*Short exercise:*
Return each line of the data below without changing a single character.

*Material supplied:*
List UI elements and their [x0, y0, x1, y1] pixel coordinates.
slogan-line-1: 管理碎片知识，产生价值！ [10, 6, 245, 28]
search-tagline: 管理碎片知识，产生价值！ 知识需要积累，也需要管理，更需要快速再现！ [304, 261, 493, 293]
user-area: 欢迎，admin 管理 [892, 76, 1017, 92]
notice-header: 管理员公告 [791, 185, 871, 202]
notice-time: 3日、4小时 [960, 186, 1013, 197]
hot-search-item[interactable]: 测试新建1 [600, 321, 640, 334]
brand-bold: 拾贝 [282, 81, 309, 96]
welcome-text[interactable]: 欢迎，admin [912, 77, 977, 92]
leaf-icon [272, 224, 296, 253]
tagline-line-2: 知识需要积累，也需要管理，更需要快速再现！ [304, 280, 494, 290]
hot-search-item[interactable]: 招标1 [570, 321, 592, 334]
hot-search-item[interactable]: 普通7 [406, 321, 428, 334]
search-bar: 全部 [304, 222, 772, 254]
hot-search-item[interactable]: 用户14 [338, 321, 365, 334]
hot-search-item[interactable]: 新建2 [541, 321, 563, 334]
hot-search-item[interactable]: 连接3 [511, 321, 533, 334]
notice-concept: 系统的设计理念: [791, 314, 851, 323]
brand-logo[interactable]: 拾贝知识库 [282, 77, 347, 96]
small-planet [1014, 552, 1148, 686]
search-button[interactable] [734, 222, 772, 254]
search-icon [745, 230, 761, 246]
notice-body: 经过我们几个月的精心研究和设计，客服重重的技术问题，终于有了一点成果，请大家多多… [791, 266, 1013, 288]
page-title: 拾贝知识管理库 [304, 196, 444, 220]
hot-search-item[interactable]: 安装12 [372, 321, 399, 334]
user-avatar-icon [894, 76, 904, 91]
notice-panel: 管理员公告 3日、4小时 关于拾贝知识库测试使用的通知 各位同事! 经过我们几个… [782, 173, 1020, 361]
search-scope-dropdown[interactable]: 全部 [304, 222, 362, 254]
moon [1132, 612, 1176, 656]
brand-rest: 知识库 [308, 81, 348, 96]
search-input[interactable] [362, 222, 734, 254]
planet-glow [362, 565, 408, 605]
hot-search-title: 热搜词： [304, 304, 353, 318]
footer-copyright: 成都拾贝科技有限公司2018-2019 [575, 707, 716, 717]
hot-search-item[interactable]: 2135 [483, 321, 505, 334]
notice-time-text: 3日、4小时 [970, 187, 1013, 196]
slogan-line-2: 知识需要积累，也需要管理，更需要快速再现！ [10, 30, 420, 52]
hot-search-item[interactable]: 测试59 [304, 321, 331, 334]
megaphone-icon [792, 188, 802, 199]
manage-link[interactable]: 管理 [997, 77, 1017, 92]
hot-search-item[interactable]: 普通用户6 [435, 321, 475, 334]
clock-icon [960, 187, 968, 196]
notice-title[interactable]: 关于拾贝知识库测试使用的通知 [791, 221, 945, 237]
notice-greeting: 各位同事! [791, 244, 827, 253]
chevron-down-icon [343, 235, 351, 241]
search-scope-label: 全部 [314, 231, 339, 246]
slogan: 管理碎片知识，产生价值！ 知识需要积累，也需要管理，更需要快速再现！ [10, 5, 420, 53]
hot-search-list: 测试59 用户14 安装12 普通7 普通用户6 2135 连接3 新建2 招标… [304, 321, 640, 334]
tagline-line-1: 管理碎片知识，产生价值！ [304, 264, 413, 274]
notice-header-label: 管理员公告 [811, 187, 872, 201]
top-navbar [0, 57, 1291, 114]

*Solution below:*
List UI elements and their [x0, y0, x1, y1] pixel coordinates.
slogan-line-1: 管理碎片知识，产生价值！ [10, 6, 245, 28]
search-tagline: 管理碎片知识，产生价值！ 知识需要积累，也需要管理，更需要快速再现！ [304, 261, 493, 293]
user-area: 欢迎，admin 管理 [892, 76, 1017, 92]
notice-header: 管理员公告 [791, 185, 871, 202]
notice-time: 3日、4小时 [960, 186, 1013, 197]
hot-search-item[interactable]: 测试新建1 [600, 321, 640, 334]
brand-bold: 拾贝 [282, 81, 309, 96]
welcome-text[interactable]: 欢迎，admin [912, 77, 977, 92]
leaf-icon [272, 224, 296, 253]
tagline-line-2: 知识需要积累，也需要管理，更需要快速再现！ [304, 280, 494, 290]
hot-search-item[interactable]: 招标1 [570, 321, 592, 334]
hot-search-item[interactable]: 普通7 [406, 321, 428, 334]
search-bar: 全部 [304, 222, 772, 254]
hot-search-item[interactable]: 用户14 [338, 321, 365, 334]
hot-search-item[interactable]: 新建2 [541, 321, 563, 334]
hot-search-item[interactable]: 连接3 [511, 321, 533, 334]
notice-concept: 系统的设计理念: [791, 314, 851, 323]
brand-logo[interactable]: 拾贝知识库 [282, 77, 347, 96]
small-planet [1014, 552, 1148, 686]
search-button[interactable] [734, 222, 772, 254]
search-icon [745, 230, 761, 246]
notice-body: 经过我们几个月的精心研究和设计，客服重重的技术问题，终于有了一点成果，请大家多多… [791, 266, 1013, 288]
page-title: 拾贝知识管理库 [304, 196, 444, 220]
hot-search-item[interactable]: 安装12 [372, 321, 399, 334]
user-avatar-icon [894, 76, 904, 91]
notice-panel: 管理员公告 3日、4小时 关于拾贝知识库测试使用的通知 各位同事! 经过我们几个… [782, 173, 1020, 361]
search-scope-dropdown[interactable]: 全部 [304, 222, 362, 254]
moon [1132, 612, 1176, 656]
brand-rest: 知识库 [308, 81, 348, 96]
search-input[interactable] [362, 222, 734, 254]
planet-glow [362, 565, 408, 605]
hot-search-title: 热搜词： [304, 304, 353, 318]
footer-copyright: 成都拾贝科技有限公司2018-2019 [575, 707, 716, 717]
hot-search-item[interactable]: 2135 [483, 321, 505, 334]
notice-time-text: 3日、4小时 [970, 187, 1013, 196]
slogan-line-2: 知识需要积累，也需要管理，更需要快速再现！ [10, 30, 420, 52]
hot-search-item[interactable]: 测试59 [304, 321, 331, 334]
megaphone-icon [792, 188, 802, 199]
manage-link[interactable]: 管理 [997, 77, 1017, 92]
hot-search-item[interactable]: 普通用户6 [435, 321, 475, 334]
clock-icon [960, 187, 968, 196]
notice-title[interactable]: 关于拾贝知识库测试使用的通知 [791, 221, 945, 237]
notice-greeting: 各位同事! [791, 244, 827, 253]
chevron-down-icon [343, 235, 351, 241]
search-scope-label: 全部 [314, 231, 339, 246]
slogan: 管理碎片知识，产生价值！ 知识需要积累，也需要管理，更需要快速再现！ [10, 5, 420, 53]
hot-search-list: 测试59 用户14 安装12 普通7 普通用户6 2135 连接3 新建2 招标… [304, 321, 640, 334]
tagline-line-1: 管理碎片知识，产生价值！ [304, 264, 413, 274]
notice-header-label: 管理员公告 [811, 187, 872, 201]
top-navbar [0, 57, 1291, 114]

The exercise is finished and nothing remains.